Extract every line of the material below and reproduce each one character for character.

Items stored from a collection:

──────────────────────────────

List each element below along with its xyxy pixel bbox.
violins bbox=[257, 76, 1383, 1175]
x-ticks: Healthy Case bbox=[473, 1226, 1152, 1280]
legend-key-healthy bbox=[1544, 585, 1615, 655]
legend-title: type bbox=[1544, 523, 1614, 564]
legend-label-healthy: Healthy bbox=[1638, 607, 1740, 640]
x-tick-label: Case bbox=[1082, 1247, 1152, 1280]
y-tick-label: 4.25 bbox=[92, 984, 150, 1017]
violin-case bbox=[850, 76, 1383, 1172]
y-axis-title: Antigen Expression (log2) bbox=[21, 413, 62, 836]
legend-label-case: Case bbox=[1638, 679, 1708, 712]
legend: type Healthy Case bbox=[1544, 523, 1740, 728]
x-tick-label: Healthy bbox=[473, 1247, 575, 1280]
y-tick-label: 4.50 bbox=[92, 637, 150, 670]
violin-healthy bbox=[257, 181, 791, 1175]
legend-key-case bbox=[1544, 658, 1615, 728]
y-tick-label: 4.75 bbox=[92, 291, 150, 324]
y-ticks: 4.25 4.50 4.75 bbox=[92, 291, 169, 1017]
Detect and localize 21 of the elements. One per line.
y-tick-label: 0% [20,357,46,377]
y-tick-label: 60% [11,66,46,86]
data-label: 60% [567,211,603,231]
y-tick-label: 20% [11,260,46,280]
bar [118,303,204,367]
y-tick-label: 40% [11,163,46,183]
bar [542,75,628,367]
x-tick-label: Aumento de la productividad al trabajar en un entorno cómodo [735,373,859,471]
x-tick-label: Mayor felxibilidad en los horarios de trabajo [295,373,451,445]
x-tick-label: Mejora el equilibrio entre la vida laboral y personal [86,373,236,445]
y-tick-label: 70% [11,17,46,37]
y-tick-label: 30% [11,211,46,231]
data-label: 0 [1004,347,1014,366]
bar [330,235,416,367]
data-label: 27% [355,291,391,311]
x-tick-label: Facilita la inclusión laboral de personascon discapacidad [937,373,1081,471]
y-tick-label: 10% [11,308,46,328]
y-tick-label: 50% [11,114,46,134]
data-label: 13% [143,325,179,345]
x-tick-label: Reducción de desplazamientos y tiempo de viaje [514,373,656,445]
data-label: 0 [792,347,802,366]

──────────────────────────────

Completed exercise:
List each element below along with its xyxy pixel bbox.
violins bbox=[257, 76, 1383, 1175]
x-ticks: Healthy Case bbox=[473, 1226, 1152, 1280]
legend-key-healthy bbox=[1544, 585, 1615, 655]
legend-title: type bbox=[1544, 523, 1614, 564]
legend-label-healthy: Healthy bbox=[1638, 607, 1740, 640]
x-tick-label: Case bbox=[1082, 1247, 1152, 1280]
y-tick-label: 4.25 bbox=[92, 984, 150, 1017]
violin-case bbox=[850, 76, 1383, 1172]
y-axis-title: Antigen Expression (log2) bbox=[21, 413, 62, 836]
legend-label-case: Case bbox=[1638, 679, 1708, 712]
legend: type Healthy Case bbox=[1544, 523, 1740, 728]
x-tick-label: Healthy bbox=[473, 1247, 575, 1280]
y-tick-label: 4.50 bbox=[92, 637, 150, 670]
violin-healthy bbox=[257, 181, 791, 1175]
legend-key-case bbox=[1544, 658, 1615, 728]
y-tick-label: 4.75 bbox=[92, 291, 150, 324]
y-ticks: 4.25 4.50 4.75 bbox=[92, 291, 169, 1017]
Detect and localize 21 of the elements. One per line.
y-tick-label: 0% [20,357,46,377]
y-tick-label: 60% [11,66,46,86]
data-label: 60% [567,211,603,231]
y-tick-label: 20% [11,260,46,280]
bar [118,303,204,367]
y-tick-label: 40% [11,163,46,183]
bar [542,75,628,367]
x-tick-label: Aumento de la productividad al trabajar en un entorno cómodo [735,373,859,471]
x-tick-label: Mayor felxibilidad en los horarios de trabajo [295,373,451,445]
x-tick-label: Mejora el equilibrio entre la vida laboral y personal [86,373,236,445]
y-tick-label: 70% [11,17,46,37]
y-tick-label: 30% [11,211,46,231]
data-label: 0 [1004,347,1014,366]
bar [330,235,416,367]
data-label: 27% [355,291,391,311]
x-tick-label: Facilita la inclusión laboral de personascon discapacidad [937,373,1081,471]
y-tick-label: 10% [11,308,46,328]
y-tick-label: 50% [11,114,46,134]
data-label: 13% [143,325,179,345]
x-tick-label: Reducción de desplazamientos y tiempo de viaje [514,373,656,445]
data-label: 0 [792,347,802,366]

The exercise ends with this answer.